──────── Page text

SPRUIW9C October 2021 – March 2024 TMS320F280033 , TMS320F280034 , TMS320F280034-Q1 , TMS320F280036-Q1 , TMS320F280036C-Q1 , TMS320F280037 , TMS320F280037-Q1 , TMS320F280037C , TMS320F280037C-Q1 , TMS320F280038-Q1 , TMS320F280038C-Q1 , TMS320F280039 , TMS320F280039-Q1 , TMS320F280039C , TMS320F280039C-Q1
The device contains an additional PIE vector table, in addition to the typical PIE vector table that is present. This allows PIE vector addresses for the new firmware to be populated prior to the LFU switchover. During LFU switchover, a simple swap operation which activates the PIE vector swap table and deactivates the previously active PIE vector table is initiated by user application code, and this operation takes just 1 CPU clock cycle. To initiate the swap, user application code sets LFUConfig.PieVectorSwap = 1. The PIE vector table swap features are also implemented on a redundant PIE vector table implemented for safety. Therefore, to implement PIE vector table swap, the sizes of PIE vector memory and redundant PIE vector memory are both doubled.

────────────────
──────── Given entries

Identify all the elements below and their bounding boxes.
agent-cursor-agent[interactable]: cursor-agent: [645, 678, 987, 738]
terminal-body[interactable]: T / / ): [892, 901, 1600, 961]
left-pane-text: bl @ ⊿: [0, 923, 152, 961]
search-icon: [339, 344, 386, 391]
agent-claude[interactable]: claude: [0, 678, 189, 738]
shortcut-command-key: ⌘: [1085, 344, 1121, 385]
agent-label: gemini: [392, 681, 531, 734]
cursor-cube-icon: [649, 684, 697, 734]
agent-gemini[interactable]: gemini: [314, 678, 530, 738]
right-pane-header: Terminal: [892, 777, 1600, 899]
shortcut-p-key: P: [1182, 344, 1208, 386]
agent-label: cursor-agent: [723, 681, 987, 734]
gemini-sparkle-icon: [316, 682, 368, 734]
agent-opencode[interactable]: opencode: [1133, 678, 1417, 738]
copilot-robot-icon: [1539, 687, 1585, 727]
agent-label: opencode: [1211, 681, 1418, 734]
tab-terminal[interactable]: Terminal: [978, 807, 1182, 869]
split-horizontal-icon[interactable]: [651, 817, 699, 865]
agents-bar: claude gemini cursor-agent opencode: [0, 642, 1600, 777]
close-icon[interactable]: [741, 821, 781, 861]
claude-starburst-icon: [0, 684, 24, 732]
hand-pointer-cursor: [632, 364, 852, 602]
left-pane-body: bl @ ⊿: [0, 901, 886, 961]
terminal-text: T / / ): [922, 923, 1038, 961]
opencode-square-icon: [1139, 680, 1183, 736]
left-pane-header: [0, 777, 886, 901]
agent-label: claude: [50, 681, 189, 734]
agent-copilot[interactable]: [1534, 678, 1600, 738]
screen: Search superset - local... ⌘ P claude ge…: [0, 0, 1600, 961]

────────────────

== Goal of the exercise ==
Translate this sentence from the PIE vector table text into Spanish: "To initiate the swap, user application code sets LFUConfig.PieVectorSwap = 1." Work only from the PIE vector table text; the listing is not needed.

== Task response ==
Para iniciar el intercambio, el código de la aplicación del usuario establece LFUConfig.PieVectorSwap = 1.